#### Set problem:
Gather all lines from the material that contain the word "https".

**** Data provided

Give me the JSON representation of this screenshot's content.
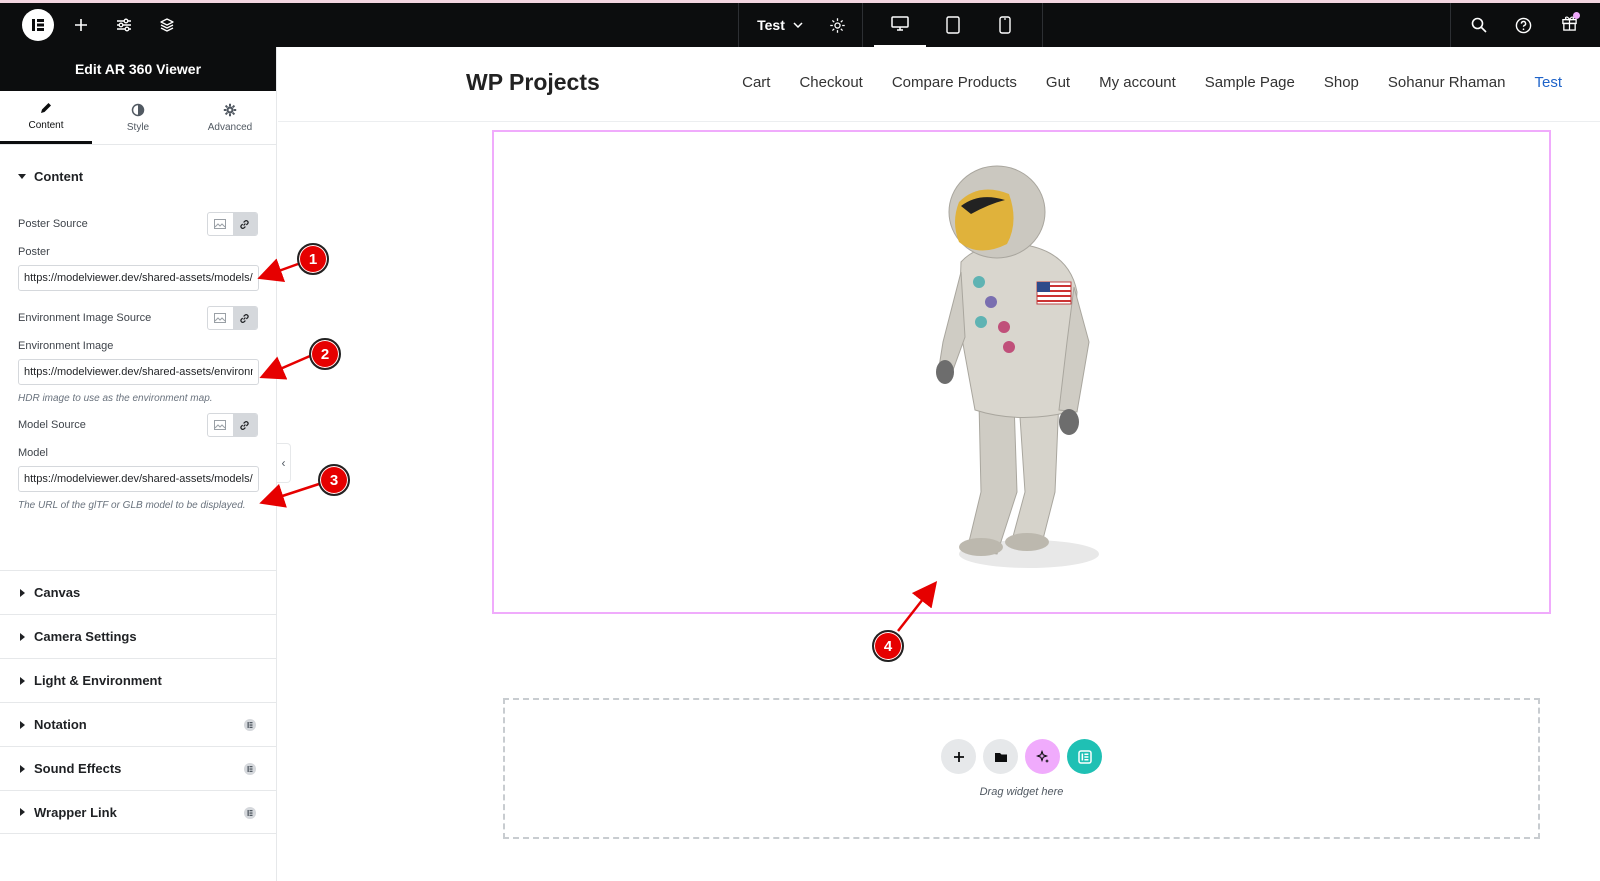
{
  "topbar": {
    "page_name": "Test",
    "icons": [
      "elementor-logo-icon",
      "plus-icon",
      "sliders-icon",
      "layers-icon",
      "chevron-down-icon",
      "gear-icon",
      "desktop-icon",
      "tablet-icon",
      "mobile-icon",
      "search-icon",
      "help-icon",
      "gift-icon"
    ]
  },
  "panel": {
    "title": "Edit AR 360 Viewer",
    "tabs": [
      {
        "label": "Content",
        "icon": "pencil-icon",
        "active": true
      },
      {
        "label": "Style",
        "icon": "half-circle-icon",
        "active": false
      },
      {
        "label": "Advanced",
        "icon": "gear-icon",
        "active": false
      }
    ],
    "content_section": {
      "title": "Content",
      "poster_source_label": "Poster Source",
      "poster_label": "Poster",
      "poster_value": "https://modelviewer.dev/shared-assets/models/",
      "env_source_label": "Environment Image Source",
      "env_label": "Environment Image",
      "env_value": "https://modelviewer.dev/shared-assets/environments/",
      "env_help": "HDR image to use as the environment map.",
      "model_source_label": "Model Source",
      "model_label": "Model",
      "model_value": "https://modelviewer.dev/shared-assets/models/",
      "model_help": "The URL of the glTF or GLB model to be displayed."
    },
    "sections": [
      {
        "label": "Canvas",
        "pro": false
      },
      {
        "label": "Camera Settings",
        "pro": false
      },
      {
        "label": "Light & Environment",
        "pro": false
      },
      {
        "label": "Notation",
        "pro": true
      },
      {
        "label": "Sound Effects",
        "pro": true
      },
      {
        "label": "Wrapper Link",
        "pro": true
      }
    ]
  },
  "site": {
    "title": "WP Projects",
    "nav": [
      "Cart",
      "Checkout",
      "Compare Products",
      "Gut",
      "My account",
      "Sample Page",
      "Shop",
      "Sohanur Rhaman",
      "Test"
    ],
    "active_nav": "Test",
    "dropzone_text": "Drag widget here"
  },
  "markers": [
    "1",
    "2",
    "3",
    "4"
  ],
  "colors": {
    "topbar_bg": "#0c0d0e",
    "viewer_border": "#f0abfc",
    "active_link": "#1e63c9",
    "marker_red": "#e60000",
    "elementor_teal": "#1fc0b4"
  }
}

********

#### Solution to the exercise:
      "poster_value": "https://modelviewer.dev/shared-assets/models/",
      "env_value": "https://modelviewer.dev/shared-assets/environments/",
      "model_value": "https://modelviewer.dev/shared-assets/models/",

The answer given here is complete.